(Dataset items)
------------------------

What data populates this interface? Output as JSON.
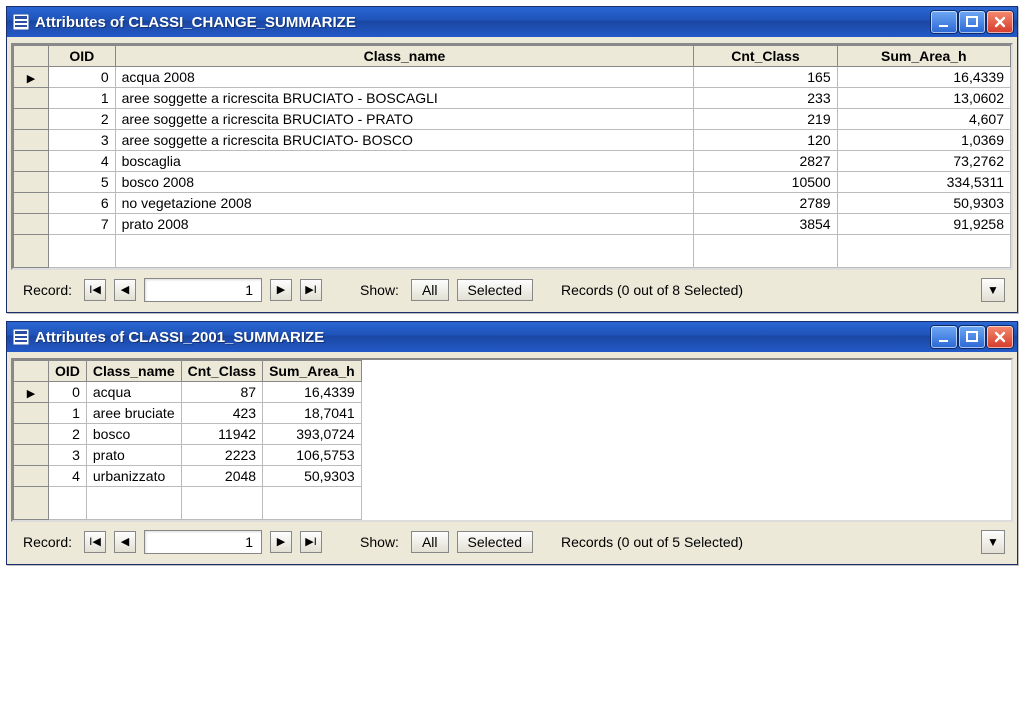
{
  "windows": [
    {
      "title": "Attributes of CLASSI_CHANGE_SUMMARIZE",
      "columns": [
        "OID",
        "Class_name",
        "Cnt_Class",
        "Sum_Area_h"
      ],
      "col_align": [
        "right",
        "left",
        "right",
        "right"
      ],
      "rows": [
        {
          "oid": "0",
          "class_name": "acqua 2008",
          "cnt": "165",
          "sum": "16,4339",
          "selected": true
        },
        {
          "oid": "1",
          "class_name": "aree soggette a ricrescita BRUCIATO - BOSCAGLI",
          "cnt": "233",
          "sum": "13,0602"
        },
        {
          "oid": "2",
          "class_name": "aree soggette a ricrescita BRUCIATO - PRATO",
          "cnt": "219",
          "sum": "4,607"
        },
        {
          "oid": "3",
          "class_name": "aree soggette a ricrescita BRUCIATO- BOSCO",
          "cnt": "120",
          "sum": "1,0369"
        },
        {
          "oid": "4",
          "class_name": "boscaglia",
          "cnt": "2827",
          "sum": "73,2762"
        },
        {
          "oid": "5",
          "class_name": "bosco 2008",
          "cnt": "10500",
          "sum": "334,5311"
        },
        {
          "oid": "6",
          "class_name": "no vegetazione 2008",
          "cnt": "2789",
          "sum": "50,9303"
        },
        {
          "oid": "7",
          "class_name": "prato 2008",
          "cnt": "3854",
          "sum": "91,9258"
        }
      ],
      "status": {
        "record_label": "Record:",
        "record_value": "1",
        "show_label": "Show:",
        "all_label": "All",
        "selected_label": "Selected",
        "records_text": "Records (0 out of 8 Selected)"
      }
    },
    {
      "title": "Attributes of CLASSI_2001_SUMMARIZE",
      "columns": [
        "OID",
        "Class_name",
        "Cnt_Class",
        "Sum_Area_h"
      ],
      "col_align": [
        "right",
        "left",
        "right",
        "right"
      ],
      "rows": [
        {
          "oid": "0",
          "class_name": "acqua",
          "cnt": "87",
          "sum": "16,4339",
          "selected": true
        },
        {
          "oid": "1",
          "class_name": "aree bruciate",
          "cnt": "423",
          "sum": "18,7041"
        },
        {
          "oid": "2",
          "class_name": "bosco",
          "cnt": "11942",
          "sum": "393,0724"
        },
        {
          "oid": "3",
          "class_name": "prato",
          "cnt": "2223",
          "sum": "106,5753"
        },
        {
          "oid": "4",
          "class_name": "urbanizzato",
          "cnt": "2048",
          "sum": "50,9303"
        }
      ],
      "status": {
        "record_label": "Record:",
        "record_value": "1",
        "show_label": "Show:",
        "all_label": "All",
        "selected_label": "Selected",
        "records_text": "Records (0 out of 5 Selected)"
      },
      "narrow": true
    }
  ],
  "icons": {
    "first": "I◀",
    "prev": "◀",
    "next": "▶",
    "last": "▶I",
    "dropdown": "▼"
  }
}
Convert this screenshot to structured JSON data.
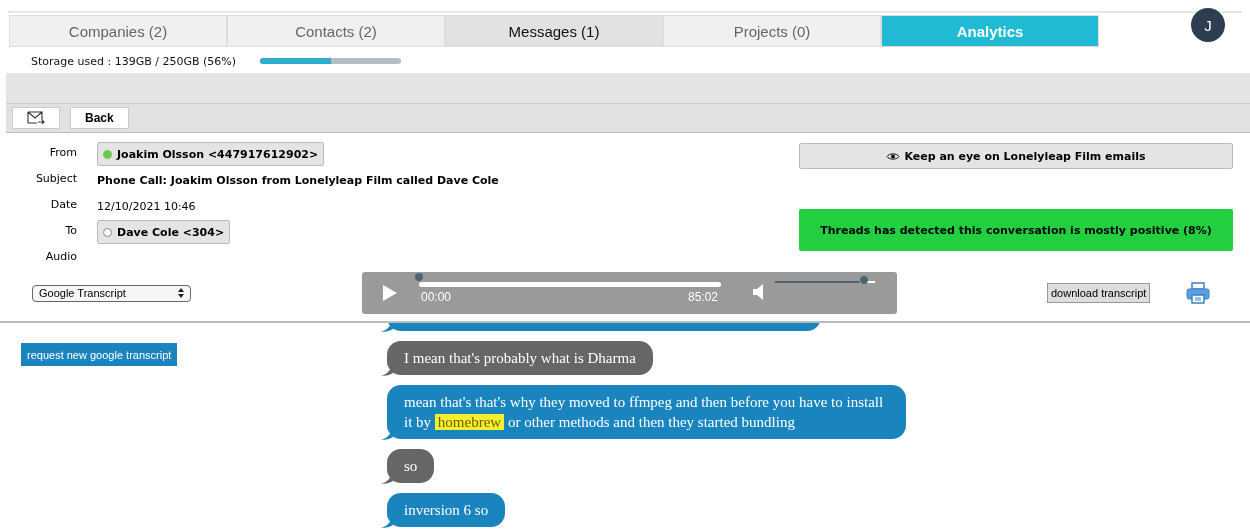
{
  "tabs": [
    {
      "label": "Companies  (2)",
      "selected": false,
      "kind": "plain"
    },
    {
      "label": "Contacts  (2)",
      "selected": false,
      "kind": "plain"
    },
    {
      "label": "Messages (1)",
      "selected": true,
      "kind": "plain"
    },
    {
      "label": "Projects  (0)",
      "selected": false,
      "kind": "plain"
    },
    {
      "label": "Analytics",
      "selected": false,
      "kind": "accent"
    }
  ],
  "avatar": {
    "initial": "J"
  },
  "storage": {
    "label": "Storage used : 139GB / 250GB (56%)",
    "level": 0.5
  },
  "toolbar": {
    "back": "Back"
  },
  "message": {
    "fields": [
      {
        "label": "From",
        "kind": "contact",
        "value": "Joakim Olsson <447917612902>",
        "online": true
      },
      {
        "label": "Subject",
        "kind": "bold",
        "value": "Phone Call: Joakim Olsson from Lonelyleap Film called Dave Cole"
      },
      {
        "label": "Date",
        "kind": "plain",
        "value": "12/10/2021  10:46"
      },
      {
        "label": "To",
        "kind": "contact",
        "value": "Dave Cole <304>",
        "online": false
      },
      {
        "label": "Audio",
        "kind": "empty"
      }
    ],
    "watch_button": "Keep an eye on Lonelyleap Film emails",
    "sentiment": "Threads has detected this conversation is mostly positive (8%)"
  },
  "player": {
    "current": "00:00",
    "duration": "85:02",
    "level": 0
  },
  "transcript_select": {
    "value": "Google Transcript"
  },
  "download_button": "download transcript",
  "request_button": "request new google transcript",
  "transcript": [
    {
      "color": "#1a84bf"
    },
    {
      "color": "#666666",
      "parts": [
        {
          "text": "I mean that's probably what is Dharma",
          "highlighted": false
        }
      ]
    },
    {
      "color": "#1a84bf",
      "parts": [
        {
          "text": "mean that's that's why they moved to ffmpeg and then before you have to install it by ",
          "highlighted": false
        },
        {
          "text": "homebrew",
          "highlighted": true
        },
        {
          "text": " or other methods and then they started bundling",
          "highlighted": false
        }
      ]
    },
    {
      "color": "#666666",
      "parts": [
        {
          "text": "so",
          "highlighted": false
        }
      ]
    },
    {
      "color": "#1a84bf",
      "parts": [
        {
          "text": "inversion 6 so",
          "highlighted": false
        }
      ]
    }
  ]
}
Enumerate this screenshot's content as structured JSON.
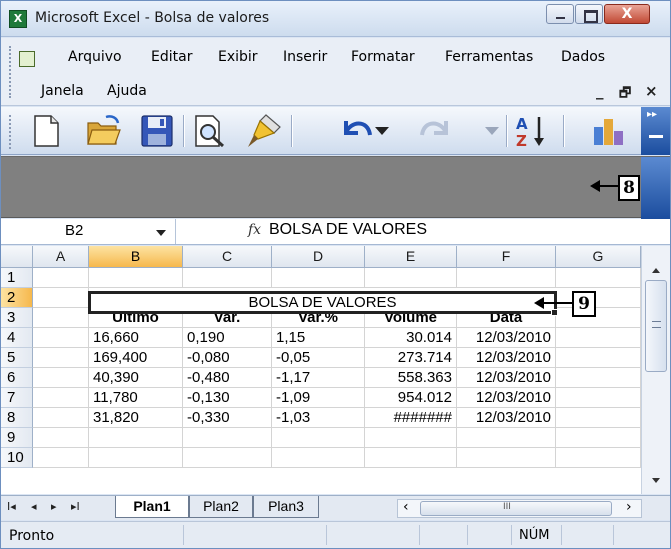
{
  "window": {
    "title": "Microsoft Excel - Bolsa de valores",
    "app_icon_letter": "X",
    "close_glyph": "X"
  },
  "menu": {
    "arquivo": "Arquivo",
    "editar": "Editar",
    "exibir": "Exibir",
    "inserir": "Inserir",
    "formatar": "Formatar",
    "ferramentas": "Ferramentas",
    "dados": "Dados",
    "janela": "Janela",
    "ajuda": "Ajuda",
    "mdi_min": "_",
    "mdi_restore": "🗗",
    "mdi_close": "×"
  },
  "toolbar": {
    "icons": [
      "new-document-icon",
      "open-folder-icon",
      "save-icon",
      "print-preview-icon",
      "format-painter-icon",
      "undo-icon",
      "redo-icon",
      "sort-ascending-icon",
      "chart-wizard-icon"
    ]
  },
  "callouts": {
    "c8": "8",
    "c9": "9"
  },
  "formula_bar": {
    "name_box": "B2",
    "fx_label": "fx",
    "formula": "BOLSA DE VALORES"
  },
  "sheet": {
    "columns": [
      "A",
      "B",
      "C",
      "D",
      "E",
      "F",
      "G"
    ],
    "selected_column": "B",
    "rows": [
      "1",
      "2",
      "3",
      "4",
      "5",
      "6",
      "7",
      "8",
      "9",
      "10"
    ],
    "selected_row": "2",
    "title": "BOLSA DE VALORES",
    "headers": {
      "ultimo": "Último",
      "var": "Var.",
      "var_pct": "Var.%",
      "volume": "Volume",
      "data": "Data"
    },
    "records": [
      {
        "ultimo": "16,660",
        "var": "0,190",
        "var_pct": "1,15",
        "volume": "30.014",
        "data": "12/03/2010"
      },
      {
        "ultimo": "169,400",
        "var": "-0,080",
        "var_pct": "-0,05",
        "volume": "273.714",
        "data": "12/03/2010"
      },
      {
        "ultimo": "40,390",
        "var": "-0,480",
        "var_pct": "-1,17",
        "volume": "558.363",
        "data": "12/03/2010"
      },
      {
        "ultimo": "11,780",
        "var": "-0,130",
        "var_pct": "-1,09",
        "volume": "954.012",
        "data": "12/03/2010"
      },
      {
        "ultimo": "31,820",
        "var": "-0,330",
        "var_pct": "-1,03",
        "volume": "#######",
        "data": "12/03/2010"
      }
    ]
  },
  "tabs": {
    "nav_first": "I◂",
    "nav_prev": "◂",
    "nav_next": "▸",
    "nav_last": "▸I",
    "sheets": [
      "Plan1",
      "Plan2",
      "Plan3"
    ],
    "active": "Plan1",
    "scroll_left": "‹",
    "scroll_right": "›",
    "scroll_grip": "III"
  },
  "status": {
    "text": "Pronto",
    "num": "NÚM"
  },
  "colors": {
    "selected_header": "#f6b84d",
    "title_bar": "#cddcee",
    "gray_band": "#808080",
    "accent_blue": "#1b4d9e"
  }
}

------------------------

THE PROBLEM
Look through the lines above and collect those with the word "Film".

WRITTEN RESPONSE
        "value": "Phone Call: Joakim Olsson from Lonelyleap Film called Dave Cole"
    "watch_button": "Keep an eye on Lonelyleap Film emails",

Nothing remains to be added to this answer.